### What you need to do
Produce a verbatim copy of the entries listed below.

======== Dataset rows ========

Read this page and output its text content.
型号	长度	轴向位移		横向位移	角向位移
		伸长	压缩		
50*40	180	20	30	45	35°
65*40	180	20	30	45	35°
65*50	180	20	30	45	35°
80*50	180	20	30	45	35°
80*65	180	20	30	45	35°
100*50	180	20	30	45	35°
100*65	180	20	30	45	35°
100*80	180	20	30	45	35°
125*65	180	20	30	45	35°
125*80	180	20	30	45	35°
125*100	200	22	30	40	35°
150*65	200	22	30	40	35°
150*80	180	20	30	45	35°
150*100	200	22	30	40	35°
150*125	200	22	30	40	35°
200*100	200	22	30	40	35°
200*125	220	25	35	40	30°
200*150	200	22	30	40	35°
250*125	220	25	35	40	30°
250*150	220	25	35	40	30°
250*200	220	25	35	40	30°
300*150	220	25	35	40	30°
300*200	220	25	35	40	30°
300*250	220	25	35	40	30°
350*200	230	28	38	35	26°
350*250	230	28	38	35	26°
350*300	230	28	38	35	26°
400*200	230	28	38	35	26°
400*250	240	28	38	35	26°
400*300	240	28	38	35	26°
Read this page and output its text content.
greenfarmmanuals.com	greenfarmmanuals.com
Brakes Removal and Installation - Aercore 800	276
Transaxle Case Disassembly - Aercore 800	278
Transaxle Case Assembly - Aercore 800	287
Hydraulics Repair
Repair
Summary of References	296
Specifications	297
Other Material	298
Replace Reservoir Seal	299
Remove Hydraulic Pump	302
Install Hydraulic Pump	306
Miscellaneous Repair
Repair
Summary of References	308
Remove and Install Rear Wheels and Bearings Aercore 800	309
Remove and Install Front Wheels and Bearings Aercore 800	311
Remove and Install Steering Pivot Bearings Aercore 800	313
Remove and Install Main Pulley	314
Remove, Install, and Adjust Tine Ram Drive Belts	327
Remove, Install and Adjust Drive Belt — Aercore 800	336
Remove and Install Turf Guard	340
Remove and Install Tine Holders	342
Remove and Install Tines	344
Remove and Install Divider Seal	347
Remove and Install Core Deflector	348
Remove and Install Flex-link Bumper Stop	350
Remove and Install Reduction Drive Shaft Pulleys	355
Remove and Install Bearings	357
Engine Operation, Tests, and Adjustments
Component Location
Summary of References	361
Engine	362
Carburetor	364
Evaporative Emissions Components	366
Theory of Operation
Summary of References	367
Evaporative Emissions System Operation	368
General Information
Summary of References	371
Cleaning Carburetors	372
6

========

### Solution to the exercise
Read this page and output its text content.
型号	长度	轴向位移		横向位移	角向位移
		伸长	压缩		
50*40	180	20	30	45	35°
65*40	180	20	30	45	35°
65*50	180	20	30	45	35°
80*50	180	20	30	45	35°
80*65	180	20	30	45	35°
100*50	180	20	30	45	35°
100*65	180	20	30	45	35°
100*80	180	20	30	45	35°
125*65	180	20	30	45	35°
125*80	180	20	30	45	35°
125*100	200	22	30	40	35°
150*65	200	22	30	40	35°
150*80	180	20	30	45	35°
150*100	200	22	30	40	35°
150*125	200	22	30	40	35°
200*100	200	22	30	40	35°
200*125	220	25	35	40	30°
200*150	200	22	30	40	35°
250*125	220	25	35	40	30°
250*150	220	25	35	40	30°
250*200	220	25	35	40	30°
300*150	220	25	35	40	30°
300*200	220	25	35	40	30°
300*250	220	25	35	40	30°
350*200	230	28	38	35	26°
350*250	230	28	38	35	26°
350*300	230	28	38	35	26°
400*200	230	28	38	35	26°
400*250	240	28	38	35	26°
400*300	240	28	38	35	26°
Read this page and output its text content.
greenfarmmanuals.com	greenfarmmanuals.com
Brakes Removal and Installation - Aercore 800	276
Transaxle Case Disassembly - Aercore 800	278
Transaxle Case Assembly - Aercore 800	287
Hydraulics Repair
Repair
Summary of References	296
Specifications	297
Other Material	298
Replace Reservoir Seal	299
Remove Hydraulic Pump	302
Install Hydraulic Pump	306
Miscellaneous Repair
Repair
Summary of References	308
Remove and Install Rear Wheels and Bearings Aercore 800	309
Remove and Install Front Wheels and Bearings Aercore 800	311
Remove and Install Steering Pivot Bearings Aercore 800	313
Remove and Install Main Pulley	314
Remove, Install, and Adjust Tine Ram Drive Belts	327
Remove, Install and Adjust Drive Belt — Aercore 800	336
Remove and Install Turf Guard	340
Remove and Install Tine Holders	342
Remove and Install Tines	344
Remove and Install Divider Seal	347
Remove and Install Core Deflector	348
Remove and Install Flex-link Bumper Stop	350
Remove and Install Reduction Drive Shaft Pulleys	355
Remove and Install Bearings	357
Engine Operation, Tests, and Adjustments
Component Location
Summary of References	361
Engine	362
Carburetor	364
Evaporative Emissions Components	366
Theory of Operation
Summary of References	367
Evaporative Emissions System Operation	368
General Information
Summary of References	371
Cleaning Carburetors	372
6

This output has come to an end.